Stated task — Without including any pictures, write out the listing below exactly.

(Data tied to figure images)
══════════════════════════════

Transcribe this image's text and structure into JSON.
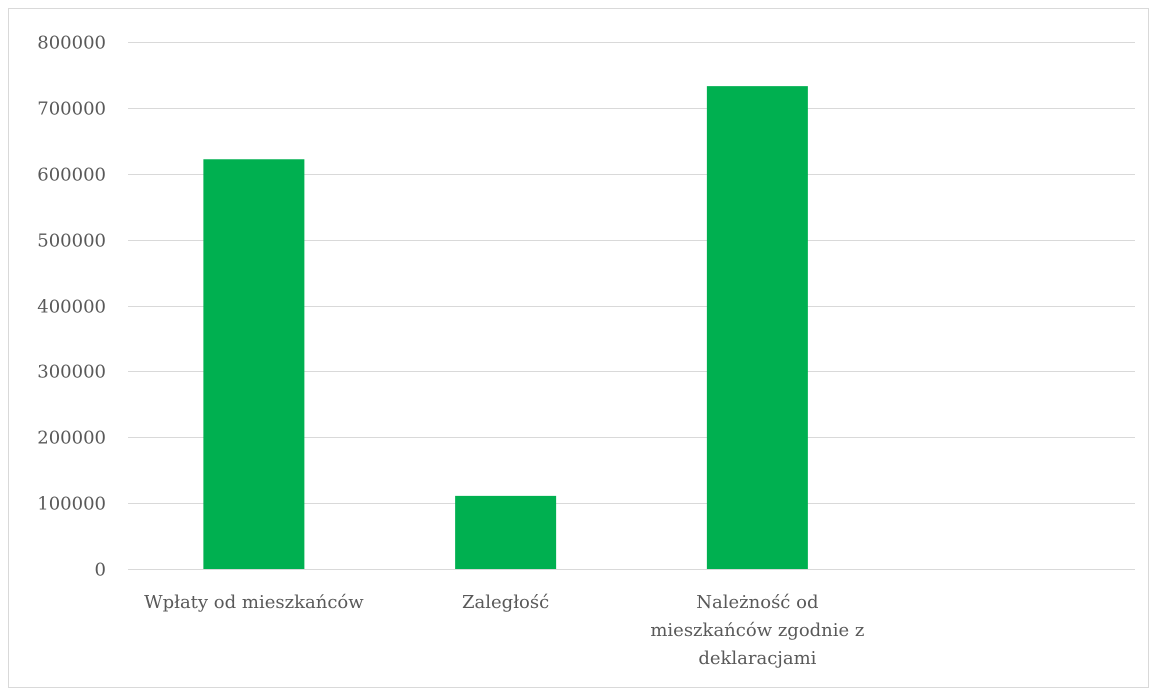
{
  "chart_data": {
    "type": "bar",
    "categories": [
      "Wpłaty od mieszkańców",
      "Zaległość",
      "Należność od mieszkańców zgodnie z deklaracjami"
    ],
    "category_label_lines": [
      [
        "Wpłaty od mieszkańców"
      ],
      [
        "Zaległość"
      ],
      [
        "Należność od",
        "mieszkańców zgodnie z",
        "deklaracjami"
      ]
    ],
    "values": [
      622000,
      111000,
      733000
    ],
    "ylim": [
      0,
      800000
    ],
    "yticks": [
      0,
      100000,
      200000,
      300000,
      400000,
      500000,
      600000,
      700000,
      800000
    ],
    "ytick_labels": [
      "0",
      "100000",
      "200000",
      "300000",
      "400000",
      "500000",
      "600000",
      "700000",
      "800000"
    ],
    "grid": true,
    "legend": "none",
    "title": "",
    "xlabel": "",
    "ylabel": "",
    "colors": {
      "bar": "#00b050",
      "grid": "#d9d9d9",
      "text": "#595959"
    }
  }
}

══════════════════════════════

Finished task —
Transcribe this image's text and structure into JSON.
{
  "chart_data": {
    "type": "bar",
    "categories": [
      "Wpłaty od mieszkańców",
      "Zaległość",
      "Należność od mieszkańców zgodnie z deklaracjami"
    ],
    "category_label_lines": [
      [
        "Wpłaty od mieszkańców"
      ],
      [
        "Zaległość"
      ],
      [
        "Należność od",
        "mieszkańców zgodnie z",
        "deklaracjami"
      ]
    ],
    "values": [
      622000,
      111000,
      733000
    ],
    "ylim": [
      0,
      800000
    ],
    "yticks": [
      0,
      100000,
      200000,
      300000,
      400000,
      500000,
      600000,
      700000,
      800000
    ],
    "ytick_labels": [
      "0",
      "100000",
      "200000",
      "300000",
      "400000",
      "500000",
      "600000",
      "700000",
      "800000"
    ],
    "grid": true,
    "legend": "none",
    "title": "",
    "xlabel": "",
    "ylabel": "",
    "colors": {
      "bar": "#00b050",
      "grid": "#d9d9d9",
      "text": "#595959"
    }
  }
}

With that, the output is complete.